- [EXERCISE GOAL]: Can you find the lines of the listing that include "国内氢氧化锂进出口数据" and copy every one?

- [DATA SHOWN]:
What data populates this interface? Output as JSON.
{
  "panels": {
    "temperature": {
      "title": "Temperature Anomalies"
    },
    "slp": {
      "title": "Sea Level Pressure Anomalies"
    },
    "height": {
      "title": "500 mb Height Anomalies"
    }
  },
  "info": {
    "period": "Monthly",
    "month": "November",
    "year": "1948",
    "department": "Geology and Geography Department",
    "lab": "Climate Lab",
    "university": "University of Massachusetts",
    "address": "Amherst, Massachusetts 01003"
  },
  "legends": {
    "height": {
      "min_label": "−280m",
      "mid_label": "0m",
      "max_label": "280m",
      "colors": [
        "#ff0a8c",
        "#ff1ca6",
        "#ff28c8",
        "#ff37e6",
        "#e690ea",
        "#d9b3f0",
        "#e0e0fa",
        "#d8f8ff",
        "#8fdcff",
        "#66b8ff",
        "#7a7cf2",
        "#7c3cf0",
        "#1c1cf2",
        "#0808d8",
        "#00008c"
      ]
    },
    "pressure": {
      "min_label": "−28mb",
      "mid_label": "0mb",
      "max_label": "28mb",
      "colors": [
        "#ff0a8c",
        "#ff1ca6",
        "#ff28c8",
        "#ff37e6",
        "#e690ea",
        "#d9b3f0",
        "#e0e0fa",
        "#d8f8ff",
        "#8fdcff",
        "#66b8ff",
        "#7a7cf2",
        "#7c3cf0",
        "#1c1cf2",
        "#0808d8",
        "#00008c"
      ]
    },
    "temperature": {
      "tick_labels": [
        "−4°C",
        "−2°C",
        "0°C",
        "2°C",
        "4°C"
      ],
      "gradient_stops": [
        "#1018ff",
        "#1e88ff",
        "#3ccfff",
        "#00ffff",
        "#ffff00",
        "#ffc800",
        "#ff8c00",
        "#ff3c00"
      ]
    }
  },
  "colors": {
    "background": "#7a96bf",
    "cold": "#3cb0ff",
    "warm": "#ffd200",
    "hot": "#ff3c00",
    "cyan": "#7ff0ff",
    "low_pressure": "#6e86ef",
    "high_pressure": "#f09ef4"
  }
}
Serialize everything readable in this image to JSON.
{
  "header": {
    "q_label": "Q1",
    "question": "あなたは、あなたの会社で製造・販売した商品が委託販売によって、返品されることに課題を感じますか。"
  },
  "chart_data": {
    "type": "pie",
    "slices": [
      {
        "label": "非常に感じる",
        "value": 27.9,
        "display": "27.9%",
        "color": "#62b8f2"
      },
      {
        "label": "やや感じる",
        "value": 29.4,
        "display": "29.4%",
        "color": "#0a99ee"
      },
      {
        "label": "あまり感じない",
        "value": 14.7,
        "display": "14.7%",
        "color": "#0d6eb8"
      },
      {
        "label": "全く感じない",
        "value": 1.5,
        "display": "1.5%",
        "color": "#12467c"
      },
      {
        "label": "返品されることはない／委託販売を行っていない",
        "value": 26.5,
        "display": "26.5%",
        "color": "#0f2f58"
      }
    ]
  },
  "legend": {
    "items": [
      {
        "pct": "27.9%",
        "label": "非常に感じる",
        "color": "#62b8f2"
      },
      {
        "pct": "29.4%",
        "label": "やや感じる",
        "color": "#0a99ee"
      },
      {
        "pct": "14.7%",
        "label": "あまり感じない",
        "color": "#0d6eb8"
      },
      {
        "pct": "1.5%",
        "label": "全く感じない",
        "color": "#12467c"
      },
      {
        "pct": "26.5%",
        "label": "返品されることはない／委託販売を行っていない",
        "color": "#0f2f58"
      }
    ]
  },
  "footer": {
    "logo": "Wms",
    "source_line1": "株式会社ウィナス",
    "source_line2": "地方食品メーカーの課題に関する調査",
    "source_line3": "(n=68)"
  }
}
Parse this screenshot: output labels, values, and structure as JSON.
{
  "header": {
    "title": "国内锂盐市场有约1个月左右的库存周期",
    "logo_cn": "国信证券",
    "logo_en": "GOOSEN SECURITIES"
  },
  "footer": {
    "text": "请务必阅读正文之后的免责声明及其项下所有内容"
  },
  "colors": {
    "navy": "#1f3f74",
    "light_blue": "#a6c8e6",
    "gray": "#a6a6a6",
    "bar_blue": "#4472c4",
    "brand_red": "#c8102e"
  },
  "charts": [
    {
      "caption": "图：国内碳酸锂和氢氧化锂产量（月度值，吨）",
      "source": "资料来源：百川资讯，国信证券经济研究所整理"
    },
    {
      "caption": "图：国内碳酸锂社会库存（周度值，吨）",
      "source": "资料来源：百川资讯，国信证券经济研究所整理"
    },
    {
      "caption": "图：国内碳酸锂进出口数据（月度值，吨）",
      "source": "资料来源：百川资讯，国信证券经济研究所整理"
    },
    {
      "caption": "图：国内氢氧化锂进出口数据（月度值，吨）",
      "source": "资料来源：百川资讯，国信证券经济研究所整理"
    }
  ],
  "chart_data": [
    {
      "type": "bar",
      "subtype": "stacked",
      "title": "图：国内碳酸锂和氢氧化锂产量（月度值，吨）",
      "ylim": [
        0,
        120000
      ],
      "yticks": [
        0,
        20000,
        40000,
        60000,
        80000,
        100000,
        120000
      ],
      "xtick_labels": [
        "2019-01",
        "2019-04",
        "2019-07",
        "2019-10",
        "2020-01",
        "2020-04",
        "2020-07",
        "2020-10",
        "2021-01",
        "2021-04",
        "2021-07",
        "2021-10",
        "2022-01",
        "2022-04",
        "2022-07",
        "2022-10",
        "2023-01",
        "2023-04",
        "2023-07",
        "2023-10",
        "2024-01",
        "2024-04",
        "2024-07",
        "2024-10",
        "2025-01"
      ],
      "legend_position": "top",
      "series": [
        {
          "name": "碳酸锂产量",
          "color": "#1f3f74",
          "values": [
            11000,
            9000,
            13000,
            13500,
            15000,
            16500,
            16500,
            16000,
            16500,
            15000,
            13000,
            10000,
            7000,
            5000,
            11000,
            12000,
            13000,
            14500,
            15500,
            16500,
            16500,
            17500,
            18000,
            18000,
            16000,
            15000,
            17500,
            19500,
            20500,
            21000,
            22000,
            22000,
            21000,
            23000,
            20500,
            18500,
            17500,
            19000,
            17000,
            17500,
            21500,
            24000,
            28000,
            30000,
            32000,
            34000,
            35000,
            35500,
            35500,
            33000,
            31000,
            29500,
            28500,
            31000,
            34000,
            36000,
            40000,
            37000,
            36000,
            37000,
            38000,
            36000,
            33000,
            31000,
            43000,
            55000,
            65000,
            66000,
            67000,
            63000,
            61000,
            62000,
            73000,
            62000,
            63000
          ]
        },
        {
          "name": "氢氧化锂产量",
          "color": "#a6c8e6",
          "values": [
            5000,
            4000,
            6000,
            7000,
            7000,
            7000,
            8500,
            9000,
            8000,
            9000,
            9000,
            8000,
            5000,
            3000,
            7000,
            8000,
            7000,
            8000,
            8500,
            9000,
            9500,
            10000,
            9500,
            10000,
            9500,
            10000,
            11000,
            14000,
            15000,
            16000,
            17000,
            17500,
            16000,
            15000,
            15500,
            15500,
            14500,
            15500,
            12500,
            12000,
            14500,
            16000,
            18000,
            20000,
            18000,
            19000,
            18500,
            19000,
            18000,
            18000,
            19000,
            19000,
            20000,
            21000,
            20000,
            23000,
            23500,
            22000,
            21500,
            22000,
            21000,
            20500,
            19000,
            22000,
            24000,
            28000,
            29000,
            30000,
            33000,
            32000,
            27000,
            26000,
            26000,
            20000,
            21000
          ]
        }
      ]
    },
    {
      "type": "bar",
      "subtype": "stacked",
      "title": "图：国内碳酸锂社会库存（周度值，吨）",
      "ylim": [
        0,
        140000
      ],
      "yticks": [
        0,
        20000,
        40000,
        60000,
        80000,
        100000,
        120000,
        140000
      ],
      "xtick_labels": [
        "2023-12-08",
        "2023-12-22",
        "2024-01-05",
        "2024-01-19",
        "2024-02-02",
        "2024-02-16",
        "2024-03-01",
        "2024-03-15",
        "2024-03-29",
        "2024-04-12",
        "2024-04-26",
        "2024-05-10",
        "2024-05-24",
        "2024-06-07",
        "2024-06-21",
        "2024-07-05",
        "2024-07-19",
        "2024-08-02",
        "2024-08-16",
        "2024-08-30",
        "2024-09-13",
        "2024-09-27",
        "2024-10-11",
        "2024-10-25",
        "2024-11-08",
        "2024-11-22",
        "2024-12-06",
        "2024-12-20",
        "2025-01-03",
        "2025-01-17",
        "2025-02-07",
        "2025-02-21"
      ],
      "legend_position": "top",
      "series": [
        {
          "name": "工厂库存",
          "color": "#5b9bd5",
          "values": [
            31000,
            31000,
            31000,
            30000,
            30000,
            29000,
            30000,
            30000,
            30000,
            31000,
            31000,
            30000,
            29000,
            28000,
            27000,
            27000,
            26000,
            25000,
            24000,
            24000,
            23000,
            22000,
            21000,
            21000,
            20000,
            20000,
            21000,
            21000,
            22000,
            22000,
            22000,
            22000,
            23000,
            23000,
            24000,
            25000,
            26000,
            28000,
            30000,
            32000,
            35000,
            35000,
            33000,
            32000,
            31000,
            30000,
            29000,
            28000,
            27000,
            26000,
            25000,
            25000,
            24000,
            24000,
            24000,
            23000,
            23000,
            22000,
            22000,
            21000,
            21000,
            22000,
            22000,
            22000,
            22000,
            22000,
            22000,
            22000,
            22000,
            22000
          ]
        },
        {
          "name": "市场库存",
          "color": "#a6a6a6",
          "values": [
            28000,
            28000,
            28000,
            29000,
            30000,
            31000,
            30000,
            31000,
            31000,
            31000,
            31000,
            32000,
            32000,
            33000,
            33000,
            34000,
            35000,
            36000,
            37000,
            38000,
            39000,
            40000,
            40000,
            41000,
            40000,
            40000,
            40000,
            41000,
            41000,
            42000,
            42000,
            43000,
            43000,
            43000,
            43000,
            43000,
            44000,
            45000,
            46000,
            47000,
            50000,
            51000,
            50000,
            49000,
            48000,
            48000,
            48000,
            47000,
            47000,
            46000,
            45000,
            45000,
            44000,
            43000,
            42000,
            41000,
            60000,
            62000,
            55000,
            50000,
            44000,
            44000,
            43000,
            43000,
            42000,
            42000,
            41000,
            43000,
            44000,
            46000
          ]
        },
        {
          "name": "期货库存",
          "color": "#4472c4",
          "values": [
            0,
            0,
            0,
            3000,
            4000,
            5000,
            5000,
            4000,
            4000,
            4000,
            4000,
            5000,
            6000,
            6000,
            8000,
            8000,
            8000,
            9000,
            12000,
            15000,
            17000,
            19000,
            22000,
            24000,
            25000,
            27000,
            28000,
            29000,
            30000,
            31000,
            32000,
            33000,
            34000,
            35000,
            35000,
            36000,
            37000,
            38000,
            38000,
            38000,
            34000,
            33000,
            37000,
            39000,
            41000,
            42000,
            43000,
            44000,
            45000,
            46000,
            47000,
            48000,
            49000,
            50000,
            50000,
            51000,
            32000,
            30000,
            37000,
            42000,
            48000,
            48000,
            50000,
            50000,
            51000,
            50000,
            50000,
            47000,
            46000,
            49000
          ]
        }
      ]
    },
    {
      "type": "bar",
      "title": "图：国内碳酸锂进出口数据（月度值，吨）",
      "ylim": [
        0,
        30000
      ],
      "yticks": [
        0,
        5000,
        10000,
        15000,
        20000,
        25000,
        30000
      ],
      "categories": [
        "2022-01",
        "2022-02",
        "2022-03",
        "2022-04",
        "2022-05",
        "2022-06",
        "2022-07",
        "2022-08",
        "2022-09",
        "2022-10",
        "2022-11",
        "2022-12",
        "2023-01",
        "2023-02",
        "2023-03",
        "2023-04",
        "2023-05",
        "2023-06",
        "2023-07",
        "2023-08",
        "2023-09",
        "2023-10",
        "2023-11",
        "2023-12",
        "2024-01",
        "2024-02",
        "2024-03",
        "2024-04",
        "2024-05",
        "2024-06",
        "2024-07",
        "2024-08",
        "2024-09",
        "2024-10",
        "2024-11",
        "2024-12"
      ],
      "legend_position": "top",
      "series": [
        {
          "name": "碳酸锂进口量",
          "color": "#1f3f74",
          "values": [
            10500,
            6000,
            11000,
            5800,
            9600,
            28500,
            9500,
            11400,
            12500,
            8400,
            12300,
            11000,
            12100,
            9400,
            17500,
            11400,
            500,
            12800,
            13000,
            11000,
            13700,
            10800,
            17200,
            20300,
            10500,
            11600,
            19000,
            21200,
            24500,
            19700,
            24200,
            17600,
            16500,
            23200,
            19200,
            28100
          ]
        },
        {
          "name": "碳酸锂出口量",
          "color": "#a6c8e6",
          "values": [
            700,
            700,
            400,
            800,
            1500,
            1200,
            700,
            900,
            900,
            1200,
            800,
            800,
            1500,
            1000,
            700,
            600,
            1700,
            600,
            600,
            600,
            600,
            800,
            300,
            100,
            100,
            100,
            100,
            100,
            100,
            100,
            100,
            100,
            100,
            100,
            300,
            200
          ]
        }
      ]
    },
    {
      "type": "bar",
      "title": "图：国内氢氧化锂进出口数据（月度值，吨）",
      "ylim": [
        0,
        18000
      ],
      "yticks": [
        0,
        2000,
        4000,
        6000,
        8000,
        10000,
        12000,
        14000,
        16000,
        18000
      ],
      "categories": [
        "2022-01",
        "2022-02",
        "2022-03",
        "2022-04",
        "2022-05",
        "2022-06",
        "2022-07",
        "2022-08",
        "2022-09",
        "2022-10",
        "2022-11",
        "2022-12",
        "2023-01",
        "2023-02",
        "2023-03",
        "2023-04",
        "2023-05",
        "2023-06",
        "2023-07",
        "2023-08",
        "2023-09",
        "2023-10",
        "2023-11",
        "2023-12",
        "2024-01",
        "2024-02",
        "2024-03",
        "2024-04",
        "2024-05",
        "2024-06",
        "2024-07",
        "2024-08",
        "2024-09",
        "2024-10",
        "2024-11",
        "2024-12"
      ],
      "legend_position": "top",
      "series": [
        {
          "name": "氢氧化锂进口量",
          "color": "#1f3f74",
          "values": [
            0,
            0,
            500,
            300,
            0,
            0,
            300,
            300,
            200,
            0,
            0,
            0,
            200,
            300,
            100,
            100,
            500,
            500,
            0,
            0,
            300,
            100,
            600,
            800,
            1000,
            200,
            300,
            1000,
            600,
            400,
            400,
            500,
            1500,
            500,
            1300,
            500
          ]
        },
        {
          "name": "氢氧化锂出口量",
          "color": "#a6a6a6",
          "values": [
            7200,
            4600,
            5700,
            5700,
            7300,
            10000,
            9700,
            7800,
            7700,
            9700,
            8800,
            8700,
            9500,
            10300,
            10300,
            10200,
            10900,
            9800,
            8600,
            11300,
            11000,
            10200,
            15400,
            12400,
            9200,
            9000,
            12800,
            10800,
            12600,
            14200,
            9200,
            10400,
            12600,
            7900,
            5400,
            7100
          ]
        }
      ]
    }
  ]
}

- [RESPONSE BELOW]:
      "caption": "图：国内氢氧化锂进出口数据（月度值，吨）",
      "title": "图：国内氢氧化锂进出口数据（月度值，吨）",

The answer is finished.